::: SELECTED EXTRACT
The band even gets downright anthemic – but still, of course, a little bit weird – on “Long Rider.” The record reminds listeners what made the band so legendary to begin with, while it demonstrates that the Pixies are far from a nostalgia act.
Beneath the Eyrie is arguably the strongest of the three studio efforts you’ve put out since reuniting. Did you go into this record with any particular intentions?
Joey Santiago: Not really. We were just coming in with a collection of songs. We demoed it, we weeded out the ones that were the weakest – or what Tom [Dalgety, producer] thought were the weakest ones – and we made the record we were comfortable making. But we didn’t really have any intentions of what it should sound like.
Black Francis: We usually try not to get too boxed in by any preconceived attitudes. We mostly just want it to be interesting and not boring. But if there was one suggestion that was on the table, I suppose it was the very loose idea of “the gothic,” whatever that means.
Whether it was literary or in a cliché way, or even in a way that sounded musically like so-called goth music, there was this idea that if the gothic showed up, and if it revealed itself, we wouldn’t fight it.
At the very least, there seems to have been an element of the gothic present in your choice of studio environment. You worked at Dreamland Recordings in upstate New York, which was once a 19th-century church.
Santiago: Oh, yeah. We were in an old church, it was the wintertime. Things were dead. If we made this record at the Grand Canyon, I would say it probably would have had a different vibe.
Francis: But we would never pick a studio based on, you know, “Is the ambience going to work for the theatrical affectations that we’re sort of sporting?” It’s much more that we showed up and it was, like, me and [Tom Dalgety] going – wink-wink – “Looks pretty gothic out there, eh?”
But the environment was very headless horseman, the swamp, the ghost in the attic. It had all of that kind of stuff going on. So that was nice.
Charles, in a recent podcast chronicling the recording sessions for the album, you mentioned that on the first day of tracking you almost hit a herd of deer on the way to the studio.
Francis: Yeah. I was in a big cargo van with a bunch of gear in it, and I was thinking about this new chord shape I was working on two days before that I liked. I needed a lyric for it. I’m really glad I didn’t have an accident. But I just looked at it like a Buddhist death philosophy kind of thing, where you try to appreciate your life by imagining you’re about to die.
So I was able to take that little moment from before the session and be like, “What if I had hit the deer? Let’s tell the story of that guy.” And it’s a song on the record called “Daniel Boone.”
Speaking of chord shapes, how do the two of you work together as guitarists?
Santiago: Charles will bring in an idea or a lyric or maybe a melody. And then, for the most part, I’m always just concentrating on little chunks of the song. I treat every part – verse, chorus, bridge – as its own entity, its own little song. And the overall goal is to try to have some kind of string around an idea within the verse, chorus, bridge – all the parts – and have that dictate the feel.
::::::
::: DATA SECTION
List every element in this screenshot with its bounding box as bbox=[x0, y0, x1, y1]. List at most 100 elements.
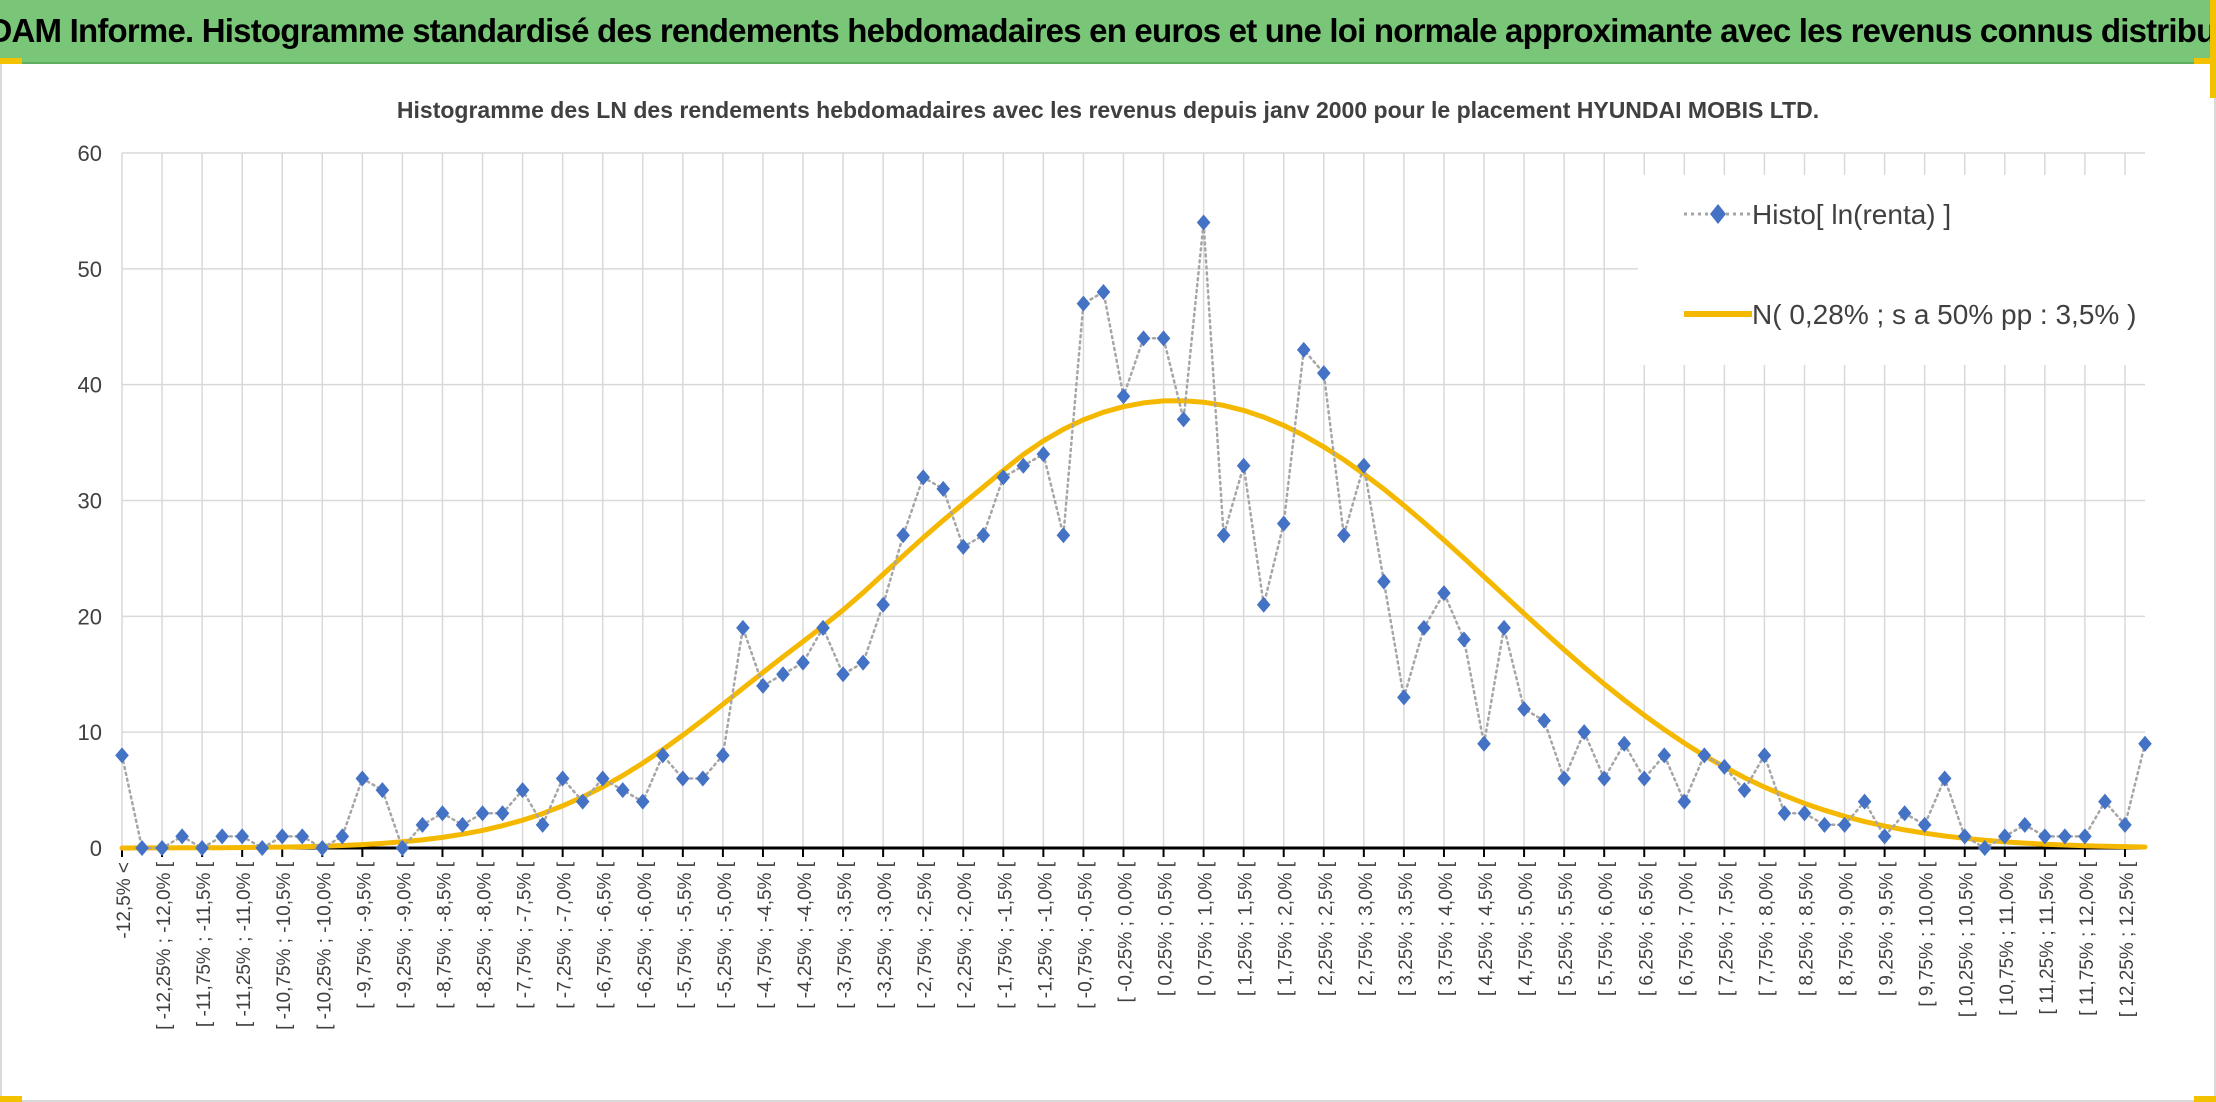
histogram-point bbox=[876, 596, 890, 613]
histogram-point bbox=[2018, 816, 2032, 833]
legend-histo-label: Histo[ ln(renta) ] bbox=[1752, 199, 1951, 230]
histogram-point bbox=[215, 828, 229, 845]
y-tick-label: 0 bbox=[90, 836, 102, 861]
histogram-point bbox=[916, 469, 930, 486]
histogram-point bbox=[1377, 573, 1391, 590]
x-tick-label: [ -4,25% ; -4,0% [ bbox=[795, 861, 816, 1009]
report-banner: ADAM Informe. Histogramme standardisé de… bbox=[0, 0, 2216, 64]
histogram-point bbox=[1437, 585, 1451, 602]
y-axis-ticks: 0 10 20 30 40 50 60 bbox=[78, 141, 102, 861]
x-tick-label: [ -11,25% ; -11,0% [ bbox=[234, 861, 255, 1027]
histogram-point bbox=[716, 747, 730, 764]
accent-corner bbox=[2194, 1096, 2216, 1102]
x-tick-label: [ 12,25% ; 12,5% [ bbox=[2117, 861, 2138, 1017]
histogram-point bbox=[956, 538, 971, 555]
histogram-point bbox=[415, 816, 430, 833]
histogram-point bbox=[615, 782, 630, 799]
y-tick-label: 40 bbox=[78, 373, 102, 398]
histogram-point bbox=[1076, 295, 1091, 312]
histogram-point bbox=[1537, 712, 1551, 729]
histogram-point bbox=[1156, 330, 1171, 347]
histogram-point bbox=[2078, 828, 2092, 845]
x-tick-label: [ -7,25% ; -7,0% [ bbox=[555, 861, 576, 1009]
histogram-point bbox=[555, 770, 570, 787]
x-tick-label: -12,5% < bbox=[114, 862, 135, 939]
histogram-point bbox=[1677, 793, 1692, 810]
y-tick-label: 20 bbox=[78, 604, 102, 629]
histogram-point bbox=[1016, 457, 1031, 474]
x-tick-label: [ 0,25% ; 0,5% [ bbox=[1156, 861, 1177, 996]
histogram-point bbox=[796, 654, 810, 671]
x-tick-label: [ 1,25% ; 1,5% [ bbox=[1236, 861, 1257, 996]
histogram-point bbox=[1337, 527, 1351, 544]
x-tick-label: [ -10,25% ; -10,0% [ bbox=[314, 861, 335, 1030]
x-tick-label: [ 7,75% ; 8,0% [ bbox=[1756, 861, 1777, 996]
histogram-point bbox=[1397, 689, 1411, 706]
x-tick-label: [ 3,75% ; 4,0% [ bbox=[1436, 861, 1457, 996]
histogram-point bbox=[996, 469, 1011, 486]
histogram-point bbox=[976, 527, 991, 544]
histogram-point bbox=[696, 770, 710, 787]
histogram-point bbox=[776, 666, 790, 683]
histogram-point bbox=[756, 677, 770, 694]
histogram-point bbox=[115, 747, 129, 764]
histogram-point bbox=[1296, 341, 1311, 358]
x-tick-label: [ -8,25% ; -8,0% [ bbox=[475, 861, 496, 1009]
histogram-point bbox=[1937, 770, 1952, 787]
histogram-point bbox=[1637, 770, 1652, 787]
histogram-point bbox=[635, 793, 650, 810]
report-title: ADAM Informe. Histogramme standardisé de… bbox=[0, 12, 2216, 49]
x-tick-label: [ 8,25% ; 8,5% [ bbox=[1796, 861, 1817, 996]
histogram-point bbox=[1817, 816, 1832, 833]
histogram-point bbox=[1917, 816, 1932, 833]
gridlines bbox=[121, 152, 2145, 848]
histogram-point bbox=[1957, 828, 1972, 845]
x-tick-label: [ -5,75% ; -5,5% [ bbox=[675, 861, 696, 1009]
histogram-point bbox=[1577, 724, 1591, 741]
x-tick-label: [ -3,75% ; -3,5% [ bbox=[835, 861, 856, 1009]
histogram-point bbox=[235, 828, 249, 845]
x-tick-label: [ 10,75% ; 11,0% [ bbox=[1997, 861, 2018, 1016]
histogram-point bbox=[1597, 770, 1611, 787]
histogram-point bbox=[736, 619, 750, 636]
x-tick-label: [ 11,25% ; 11,5% [ bbox=[2037, 861, 2058, 1014]
histogram-point bbox=[1897, 805, 1912, 822]
histogram-point bbox=[475, 805, 490, 822]
histogram-point bbox=[1657, 747, 1672, 764]
y-tick-label: 30 bbox=[78, 489, 102, 514]
histogram-point bbox=[1136, 330, 1151, 347]
histogram-point bbox=[1877, 828, 1892, 845]
histogram-point bbox=[195, 840, 209, 856]
histogram-point bbox=[1757, 747, 1772, 764]
x-tick-label: [ -12,25% ; -12,0% [ bbox=[154, 861, 175, 1030]
histogram-point bbox=[1557, 770, 1571, 787]
histogram-point bbox=[1216, 527, 1231, 544]
histogram-point bbox=[1797, 805, 1812, 822]
histogram-point bbox=[2038, 828, 2052, 845]
histogram-point bbox=[355, 770, 370, 787]
normal-curve-line bbox=[119, 398, 2148, 851]
histogram-series bbox=[115, 214, 2152, 856]
histogram-point bbox=[2138, 735, 2152, 752]
x-tick-label: [ 5,25% ; 5,5% [ bbox=[1556, 861, 1577, 996]
histogram-point bbox=[1737, 782, 1752, 799]
x-tick-label: [ 11,75% ; 12,0% [ bbox=[2077, 861, 2098, 1016]
x-tick-label: [ 4,75% ; 5,0% [ bbox=[1516, 861, 1537, 996]
y-tick-label: 10 bbox=[78, 720, 102, 745]
histogram-point bbox=[175, 828, 189, 845]
histogram-point bbox=[1236, 457, 1251, 474]
x-tick-label: [ -1,25% ; -1,0% [ bbox=[1035, 861, 1056, 1009]
histogram-chart: Histogramme des LN des rendements hebdom… bbox=[78, 97, 2198, 1030]
x-axis bbox=[121, 846, 2145, 857]
histogram-point bbox=[2118, 816, 2132, 833]
histogram-point bbox=[1477, 735, 1491, 752]
histogram-point bbox=[2098, 793, 2112, 810]
x-tick-label: [ -9,75% ; -9,5% [ bbox=[354, 861, 375, 1009]
histogram-point bbox=[856, 654, 870, 671]
histogram-point bbox=[896, 527, 910, 544]
histogram-point bbox=[255, 840, 270, 856]
x-tick-label: [ 5,75% ; 6,0% [ bbox=[1596, 861, 1617, 996]
legend-background bbox=[1638, 175, 2198, 365]
histogram-point bbox=[676, 770, 690, 787]
histogram-point bbox=[375, 782, 390, 799]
::::::
**WORK TO DO**
1. In the Pixies interview, where was the album recorded?
2. Based on the Pixies interview, explain how nearly hitting a herd of deer led to the song "Daniel Boone."

**FINAL ANSWERS**
1. At Dreamland Recordings in upstate New York, a former 19th-century church.

2. On his way to the studio on the first day of tracking, Black Francis almost hit a herd of deer while thinking about a new chord shape that needed a lyric. Approaching it like a Buddhist death philosophy of imagining you're about to die, he asked what would have happened if he had hit the deer and told that guy's story in the song.